• **What you need to do**
Review the material line by line. Identify and copy every line that contains the string "release".

• **Records for the task**
begin
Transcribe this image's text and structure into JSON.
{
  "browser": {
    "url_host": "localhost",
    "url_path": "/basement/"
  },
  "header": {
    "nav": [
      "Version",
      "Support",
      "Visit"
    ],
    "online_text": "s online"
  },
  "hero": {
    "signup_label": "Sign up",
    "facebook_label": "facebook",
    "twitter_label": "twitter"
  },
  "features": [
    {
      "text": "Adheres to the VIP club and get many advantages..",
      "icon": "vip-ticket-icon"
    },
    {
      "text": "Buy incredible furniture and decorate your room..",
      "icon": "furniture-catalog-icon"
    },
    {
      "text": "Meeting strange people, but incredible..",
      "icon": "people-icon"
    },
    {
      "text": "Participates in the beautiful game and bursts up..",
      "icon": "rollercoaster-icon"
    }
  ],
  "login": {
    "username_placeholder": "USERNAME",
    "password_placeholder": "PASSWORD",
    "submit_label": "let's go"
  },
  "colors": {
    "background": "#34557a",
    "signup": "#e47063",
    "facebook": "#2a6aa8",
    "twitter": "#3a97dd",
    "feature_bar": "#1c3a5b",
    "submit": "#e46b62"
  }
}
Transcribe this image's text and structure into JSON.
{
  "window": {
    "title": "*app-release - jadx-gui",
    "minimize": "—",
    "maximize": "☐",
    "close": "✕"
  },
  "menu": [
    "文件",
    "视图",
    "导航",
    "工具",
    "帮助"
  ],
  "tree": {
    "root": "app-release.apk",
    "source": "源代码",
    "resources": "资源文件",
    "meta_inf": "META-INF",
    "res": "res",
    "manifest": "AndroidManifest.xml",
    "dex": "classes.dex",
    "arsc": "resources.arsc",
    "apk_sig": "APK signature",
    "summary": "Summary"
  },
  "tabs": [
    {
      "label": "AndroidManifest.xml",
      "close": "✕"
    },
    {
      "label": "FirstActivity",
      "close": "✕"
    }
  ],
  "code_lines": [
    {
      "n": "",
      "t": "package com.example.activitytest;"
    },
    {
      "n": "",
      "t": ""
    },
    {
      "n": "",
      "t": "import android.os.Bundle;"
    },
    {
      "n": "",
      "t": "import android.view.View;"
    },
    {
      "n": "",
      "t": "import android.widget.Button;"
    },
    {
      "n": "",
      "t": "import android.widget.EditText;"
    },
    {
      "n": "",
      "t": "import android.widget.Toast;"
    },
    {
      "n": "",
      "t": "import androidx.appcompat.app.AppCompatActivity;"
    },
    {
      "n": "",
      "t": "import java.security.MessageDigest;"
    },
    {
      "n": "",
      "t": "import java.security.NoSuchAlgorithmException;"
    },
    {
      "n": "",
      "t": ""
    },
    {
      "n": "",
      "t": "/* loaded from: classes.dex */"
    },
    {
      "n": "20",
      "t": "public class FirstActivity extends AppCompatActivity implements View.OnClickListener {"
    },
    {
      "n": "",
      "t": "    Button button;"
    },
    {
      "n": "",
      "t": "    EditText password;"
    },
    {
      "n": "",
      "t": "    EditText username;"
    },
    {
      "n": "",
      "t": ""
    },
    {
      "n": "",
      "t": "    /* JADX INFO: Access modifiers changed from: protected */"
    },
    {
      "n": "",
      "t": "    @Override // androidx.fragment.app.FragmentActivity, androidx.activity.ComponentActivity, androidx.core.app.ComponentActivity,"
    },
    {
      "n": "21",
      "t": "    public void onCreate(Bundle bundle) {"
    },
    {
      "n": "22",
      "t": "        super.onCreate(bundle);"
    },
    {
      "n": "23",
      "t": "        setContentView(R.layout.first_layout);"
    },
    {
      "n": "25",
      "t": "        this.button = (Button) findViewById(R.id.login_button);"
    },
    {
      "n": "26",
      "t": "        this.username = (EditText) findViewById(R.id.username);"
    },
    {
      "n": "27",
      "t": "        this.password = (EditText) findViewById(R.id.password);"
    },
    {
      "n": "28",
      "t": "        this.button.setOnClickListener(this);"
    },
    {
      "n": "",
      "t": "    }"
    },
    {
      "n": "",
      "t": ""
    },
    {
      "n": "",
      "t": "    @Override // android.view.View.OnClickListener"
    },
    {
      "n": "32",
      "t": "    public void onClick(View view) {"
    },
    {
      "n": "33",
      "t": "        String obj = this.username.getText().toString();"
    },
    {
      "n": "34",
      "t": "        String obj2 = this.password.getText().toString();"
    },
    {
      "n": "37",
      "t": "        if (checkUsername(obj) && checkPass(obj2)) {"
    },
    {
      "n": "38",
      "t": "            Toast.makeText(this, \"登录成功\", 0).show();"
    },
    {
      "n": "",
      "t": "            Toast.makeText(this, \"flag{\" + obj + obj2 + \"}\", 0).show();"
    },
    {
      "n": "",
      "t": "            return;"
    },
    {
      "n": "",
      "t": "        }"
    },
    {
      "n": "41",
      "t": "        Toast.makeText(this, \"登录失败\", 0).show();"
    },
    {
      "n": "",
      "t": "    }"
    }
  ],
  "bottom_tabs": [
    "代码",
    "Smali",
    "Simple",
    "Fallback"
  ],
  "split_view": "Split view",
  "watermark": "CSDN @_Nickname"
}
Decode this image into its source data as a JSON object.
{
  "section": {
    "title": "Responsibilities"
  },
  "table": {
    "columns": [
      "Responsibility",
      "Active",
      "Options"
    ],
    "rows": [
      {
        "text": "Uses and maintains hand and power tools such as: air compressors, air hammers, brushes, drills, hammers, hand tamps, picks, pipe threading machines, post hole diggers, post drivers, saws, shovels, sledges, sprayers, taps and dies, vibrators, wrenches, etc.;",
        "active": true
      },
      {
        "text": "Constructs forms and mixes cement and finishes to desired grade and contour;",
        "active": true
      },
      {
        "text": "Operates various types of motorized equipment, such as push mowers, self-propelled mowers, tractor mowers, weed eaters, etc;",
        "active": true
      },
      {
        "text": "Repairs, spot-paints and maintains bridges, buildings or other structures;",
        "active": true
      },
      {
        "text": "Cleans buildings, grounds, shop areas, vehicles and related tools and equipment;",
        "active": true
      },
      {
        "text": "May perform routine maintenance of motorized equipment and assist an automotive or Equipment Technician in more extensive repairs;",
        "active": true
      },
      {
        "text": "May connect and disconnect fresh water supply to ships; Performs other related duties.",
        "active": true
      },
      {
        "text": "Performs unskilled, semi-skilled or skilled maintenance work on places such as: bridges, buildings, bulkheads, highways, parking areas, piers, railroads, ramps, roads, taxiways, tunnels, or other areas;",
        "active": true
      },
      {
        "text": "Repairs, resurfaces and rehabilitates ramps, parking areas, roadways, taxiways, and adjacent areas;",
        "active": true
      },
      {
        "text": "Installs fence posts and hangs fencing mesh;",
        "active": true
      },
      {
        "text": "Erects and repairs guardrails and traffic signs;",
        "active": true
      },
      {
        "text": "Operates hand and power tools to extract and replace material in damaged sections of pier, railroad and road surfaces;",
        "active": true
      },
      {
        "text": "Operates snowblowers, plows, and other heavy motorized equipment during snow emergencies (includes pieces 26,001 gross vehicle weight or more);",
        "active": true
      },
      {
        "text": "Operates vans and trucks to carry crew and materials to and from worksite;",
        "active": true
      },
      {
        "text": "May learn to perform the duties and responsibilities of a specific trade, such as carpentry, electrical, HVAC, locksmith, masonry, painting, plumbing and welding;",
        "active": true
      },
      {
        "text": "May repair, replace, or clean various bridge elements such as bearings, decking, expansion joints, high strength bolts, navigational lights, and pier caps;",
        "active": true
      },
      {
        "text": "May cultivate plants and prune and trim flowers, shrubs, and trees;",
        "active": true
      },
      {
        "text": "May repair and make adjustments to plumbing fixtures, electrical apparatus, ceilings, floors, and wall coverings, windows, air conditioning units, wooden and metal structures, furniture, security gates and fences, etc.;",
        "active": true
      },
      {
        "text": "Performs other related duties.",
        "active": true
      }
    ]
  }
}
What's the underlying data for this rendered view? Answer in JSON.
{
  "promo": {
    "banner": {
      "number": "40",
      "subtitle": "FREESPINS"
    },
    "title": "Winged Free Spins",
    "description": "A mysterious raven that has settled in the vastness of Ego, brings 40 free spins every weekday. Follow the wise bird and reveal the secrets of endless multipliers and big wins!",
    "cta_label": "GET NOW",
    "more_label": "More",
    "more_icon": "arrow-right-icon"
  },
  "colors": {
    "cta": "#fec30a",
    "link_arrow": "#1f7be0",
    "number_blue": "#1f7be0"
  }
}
end
• **Exercise solution**
    "title": "*app-release - jadx-gui",
    "root": "app-release.apk",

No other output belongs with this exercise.